Exercise prompt → Omit all pictures and give the records below again exactly as written.
START Exercise data
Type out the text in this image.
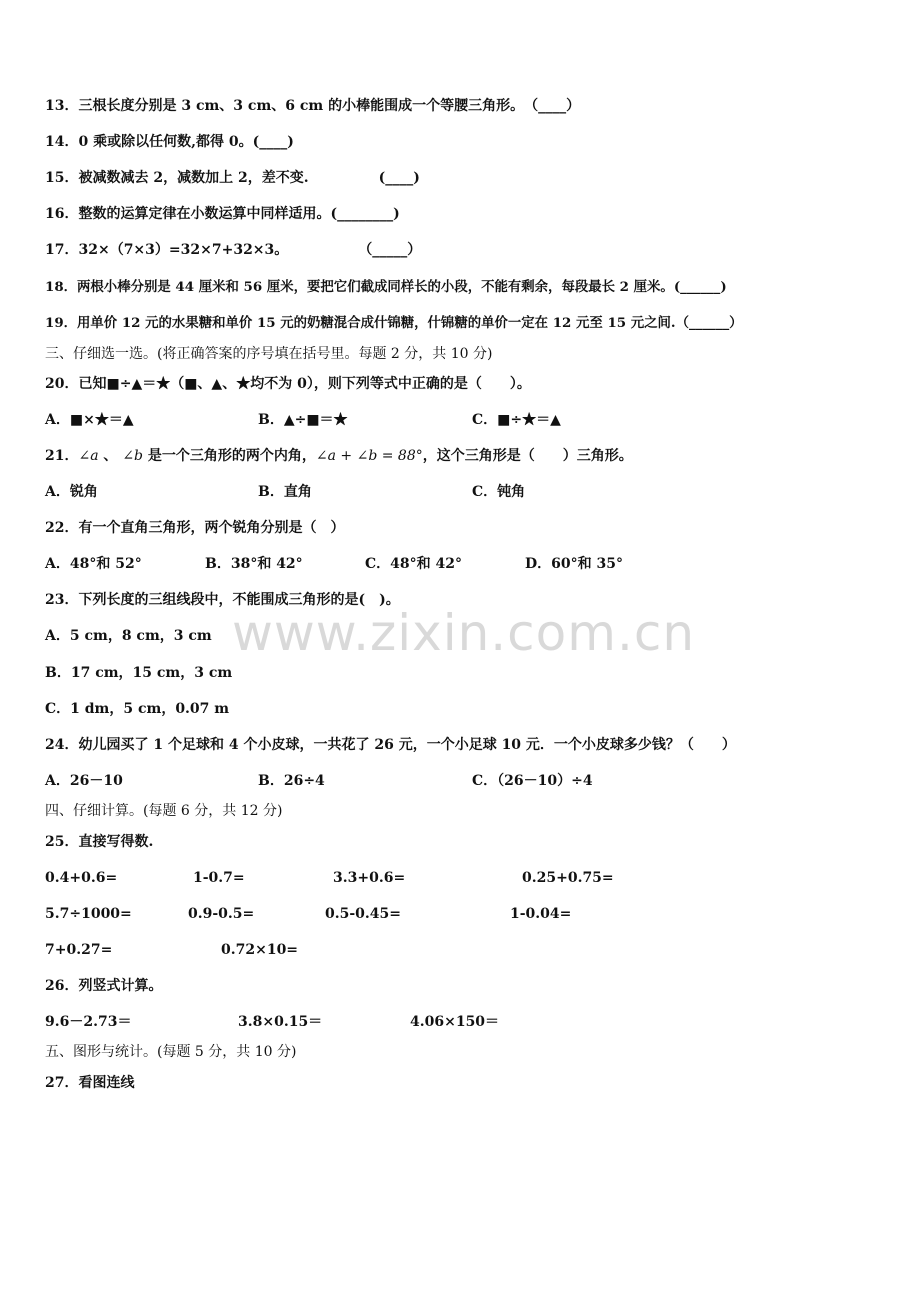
www.zixin.com.cn
13．三根长度分别是 3 cm、3 cm、6 cm 的小棒能围成一个等腰三角形。　（____）
14．0 乘或除以任何数,都得 0。(____)
15．被减数减去 2，减数加上 2，差不变.　　　　　(____)
16．整数的运算定律在小数运算中同样适用。(________)
17．32×（7×3）=32×7+32×3。　　　　　　（_____）
18．两根小棒分别是 44 厘米和 56 厘米，要把它们截成同样长的小段，不能有剩余，每段最长 2 厘米。(______)
19．用单价 12 元的水果糖和单价 15 元的奶糖混合成什锦糖，什锦糖的单价一定在 12 元至 15 元之间.（______）
三、仔细选一选。(将正确答案的序号填在括号里。每题 2 分，共 10 分)
20．已知■÷▲＝★（■、▲、★均不为 0），则下列等式中正确的是（　　）。
A．■×★＝▲	B．▲÷■＝★	C．■÷★＝▲
21．∠a 、 ∠b 是一个三角形的两个内角，∠a + ∠b = 88°，这个三角形是（　　）三角形。
A．锐角	B．直角	C．钝角
22．有一个直角三角形，两个锐角分别是（　）
A．48°和 52°	B．38°和 42°	C．48°和 42°	D．60°和 35°
23．下列长度的三组线段中，不能围成三角形的是(　)。
A．5 cm，8 cm，3 cm
B．17 cm，15 cm，3 cm
C．1 dm，5 cm，0.07 m
24．幼儿园买了 1 个足球和 4 个小皮球，一共花了 26 元，一个小足球 10 元．一个小皮球多少钱？（　　）
A．26－10	B．26÷4	C．（26－10）÷4
四、仔细计算。(每题 6 分，共 12 分)
25．直接写得数.
0.4+0.6=	1-0.7=	3.3+0.6=	0.25+0.75=
5.7÷1000=	0.9-0.5=	0.5-0.45=	1-0.04=
7+0.27=	0.72×10=
26．列竖式计算。
9.6－2.73＝	3.8×0.15＝	4.06×150＝
五、图形与统计。(每题 5 分，共 10 分)
27．看图连线
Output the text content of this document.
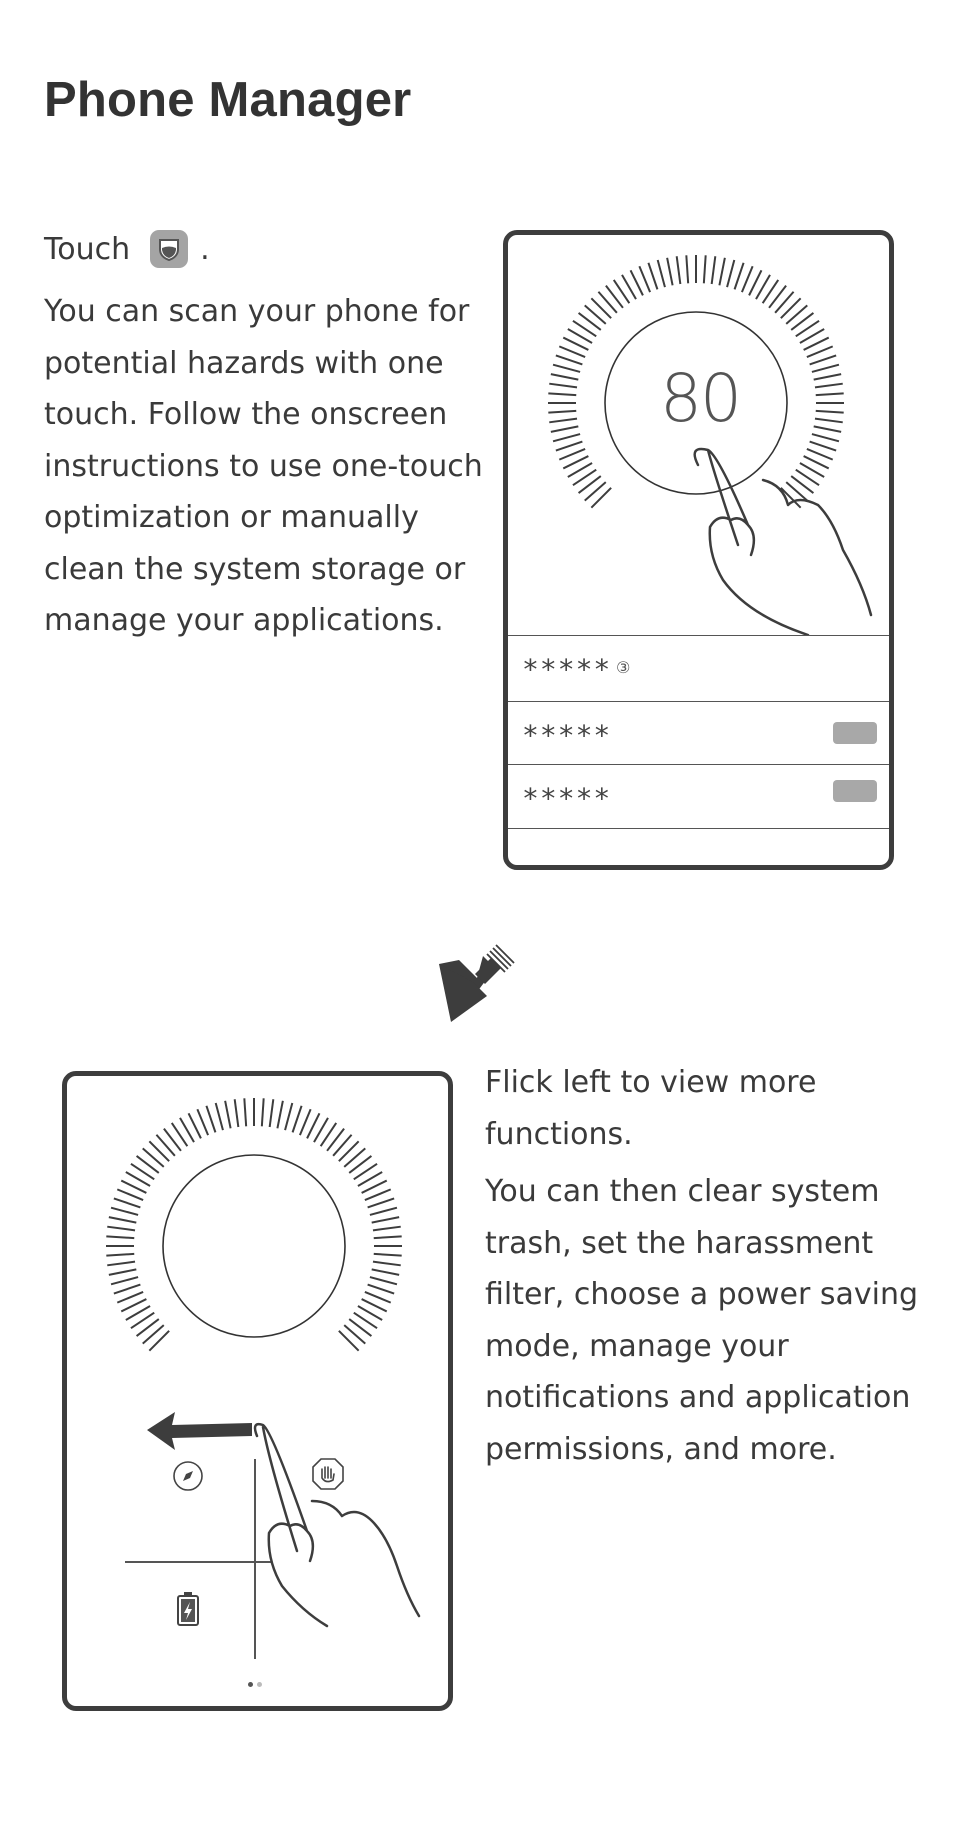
Phone Manager
Touch .
You can scan your phone for
potential hazards with one
touch. Follow the onscreen
instructions to use one-touch
optimization or manually
clean the system storage or
manage your applications.
80
***** ③
*****
*****
Flick left to view more
functions.
You can then clear system
trash, set the harassment
filter, choose a power saving
mode, manage your
notifications and application
permissions, and more.
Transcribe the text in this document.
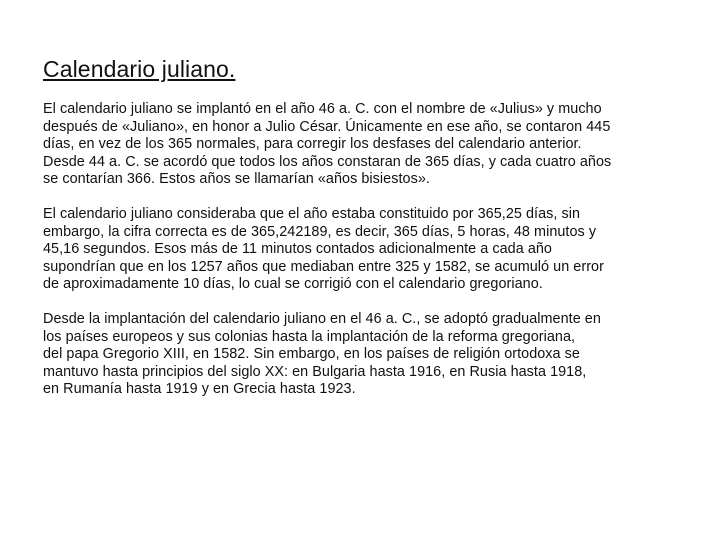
Calendario juliano.

El calendario juliano se implantó en el año 46 a. C. con el nombre de «Julius» y mucho
después de «Juliano», en honor a Julio César. Únicamente en ese año, se contaron 445
días, en vez de los 365 normales, para corregir los desfases del calendario anterior.
Desde 44 a. C. se acordó que todos los años constaran de 365 días, y cada cuatro años
se contarían 366. Estos años se llamarían «años bisiestos».

El calendario juliano consideraba que el año estaba constituido por 365,25 días, sin
embargo, la cifra correcta es de 365,242189, es decir, 365 días, 5 horas, 48 minutos y
45,16 segundos. Esos más de 11 minutos contados adicionalmente a cada año
supondrían que en los 1257 años que mediaban entre 325 y 1582, se acumuló un error
de aproximadamente 10 días, lo cual se corrigió con el calendario gregoriano.

Desde la implantación del calendario juliano en el 46 a. C., se adoptó gradualmente en
los países europeos y sus colonias hasta la implantación de la reforma gregoriana,
del papa Gregorio XIII, en 1582. Sin embargo, en los países de religión ortodoxa se
mantuvo hasta principios del siglo XX: en Bulgaria hasta 1916, en Rusia hasta 1918,
en Rumanía hasta 1919 y en Grecia hasta 1923.
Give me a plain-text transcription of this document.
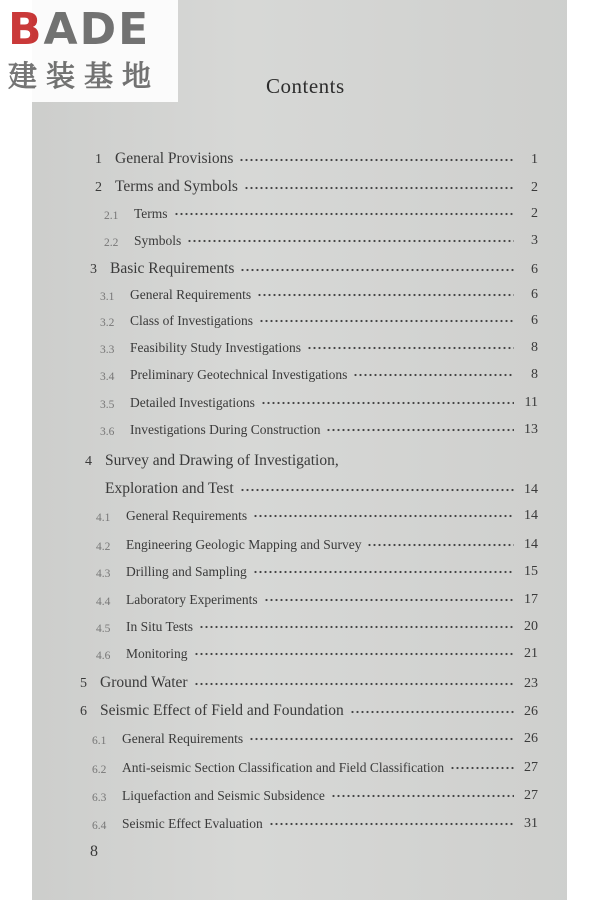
BADE
建装基地	Contents
1 General Provisions	1
2 Terms and Symbols	2
2.1	Terms	2
2.2	Symbols	3
3 Basic Requirements	6
3.1	General Requirements	6
3.2	Class of Investigations	6
3.3	Feasibility Study Investigations	8
3.4	Preliminary Geotechnical Investigations	8
3.5	Detailed Investigations	11
3.6	Investigations During Construction	13
4 Survey and Drawing of Investigation,
Exploration and Test	14
4.1	General Requirements	14
4.2	Engineering Geologic Mapping and Survey	14
4.3	Drilling and Sampling	15
4.4	Laboratory Experiments	17
4.5	In Situ Tests	20
4.6	Monitoring	21
5 Ground Water	23
6 Seismic Effect of Field and Foundation	26
6.1	General Requirements	26
6.2	Anti-seismic Section Classification and Field Classification	27
6.3	Liquefaction and Seismic Subsidence	27
6.4	Seismic Effect Evaluation	31
8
END Exercise data
The answer →
Type out the text in this image.
www.zixin.com.cn
13．三根长度分别是 3 cm、3 cm、6 cm 的小棒能围成一个等腰三角形。　（____）
14．0 乘或除以任何数,都得 0。(____)
15．被减数减去 2，减数加上 2，差不变.　　　　　(____)
16．整数的运算定律在小数运算中同样适用。(________)
17．32×（7×3）=32×7+32×3。　　　　　　（_____）
18．两根小棒分别是 44 厘米和 56 厘米，要把它们截成同样长的小段，不能有剩余，每段最长 2 厘米。(______)
19．用单价 12 元的水果糖和单价 15 元的奶糖混合成什锦糖，什锦糖的单价一定在 12 元至 15 元之间.（______）
三、仔细选一选。(将正确答案的序号填在括号里。每题 2 分，共 10 分)
20．已知■÷▲＝★（■、▲、★均不为 0），则下列等式中正确的是（　　）。
A．■×★＝▲	B．▲÷■＝★	C．■÷★＝▲
21．∠a 、 ∠b 是一个三角形的两个内角，∠a + ∠b = 88°，这个三角形是（　　）三角形。
A．锐角	B．直角	C．钝角
22．有一个直角三角形，两个锐角分别是（　）
A．48°和 52°	B．38°和 42°	C．48°和 42°	D．60°和 35°
23．下列长度的三组线段中，不能围成三角形的是(　)。
A．5 cm，8 cm，3 cm
B．17 cm，15 cm，3 cm
C．1 dm，5 cm，0.07 m
24．幼儿园买了 1 个足球和 4 个小皮球，一共花了 26 元，一个小足球 10 元．一个小皮球多少钱？（　　）
A．26－10	B．26÷4	C．（26－10）÷4
四、仔细计算。(每题 6 分，共 12 分)
25．直接写得数.
0.4+0.6=	1-0.7=	3.3+0.6=	0.25+0.75=
5.7÷1000=	0.9-0.5=	0.5-0.45=	1-0.04=
7+0.27=	0.72×10=
26．列竖式计算。
9.6－2.73＝	3.8×0.15＝	4.06×150＝
五、图形与统计。(每题 5 分，共 10 分)
27．看图连线
Output the text content of this document.
Phone Manager
Touch .
You can scan your phone for
potential hazards with one
touch. Follow the onscreen
instructions to use one-touch
optimization or manually
clean the system storage or
manage your applications.
80
***** ③
*****
*****
Flick left to view more
functions.
You can then clear system
trash, set the harassment
filter, choose a power saving
mode, manage your
notifications and application
permissions, and more.
Transcribe the text in this document.
Calendario juliano.

El calendario juliano se implantó en el año 46 a. C. con el nombre de «Julius» y mucho
después de «Juliano», en honor a Julio César. Únicamente en ese año, se contaron 445
días, en vez de los 365 normales, para corregir los desfases del calendario anterior.
Desde 44 a. C. se acordó que todos los años constaran de 365 días, y cada cuatro años
se contarían 366. Estos años se llamarían «años bisiestos».

El calendario juliano consideraba que el año estaba constituido por 365,25 días, sin
embargo, la cifra correcta es de 365,242189, es decir, 365 días, 5 horas, 48 minutos y
45,16 segundos. Esos más de 11 minutos contados adicionalmente a cada año
supondrían que en los 1257 años que mediaban entre 325 y 1582, se acumuló un error
de aproximadamente 10 días, lo cual se corrigió con el calendario gregoriano.

Desde la implantación del calendario juliano en el 46 a. C., se adoptó gradualmente en
los países europeos y sus colonias hasta la implantación de la reforma gregoriana,
del papa Gregorio XIII, en 1582. Sin embargo, en los países de religión ortodoxa se
mantuvo hasta principios del siglo XX: en Bulgaria hasta 1916, en Rusia hasta 1918,
en Rumanía hasta 1919 y en Grecia hasta 1923.
Give me a plain-text transcription of this document.
BADE
建装基地	Contents
1 General Provisions	1
2 Terms and Symbols	2
2.1	Terms	2
2.2	Symbols	3
3 Basic Requirements	6
3.1	General Requirements	6
3.2	Class of Investigations	6
3.3	Feasibility Study Investigations	8
3.4	Preliminary Geotechnical Investigations	8
3.5	Detailed Investigations	11
3.6	Investigations During Construction	13
4 Survey and Drawing of Investigation,
Exploration and Test	14
4.1	General Requirements	14
4.2	Engineering Geologic Mapping and Survey	14
4.3	Drilling and Sampling	15
4.4	Laboratory Experiments	17
4.5	In Situ Tests	20
4.6	Monitoring	21
5 Ground Water	23
6 Seismic Effect of Field and Foundation	26
6.1	General Requirements	26
6.2	Anti-seismic Section Classification and Field Classification	27
6.3	Liquefaction and Seismic Subsidence	27
6.4	Seismic Effect Evaluation	31
8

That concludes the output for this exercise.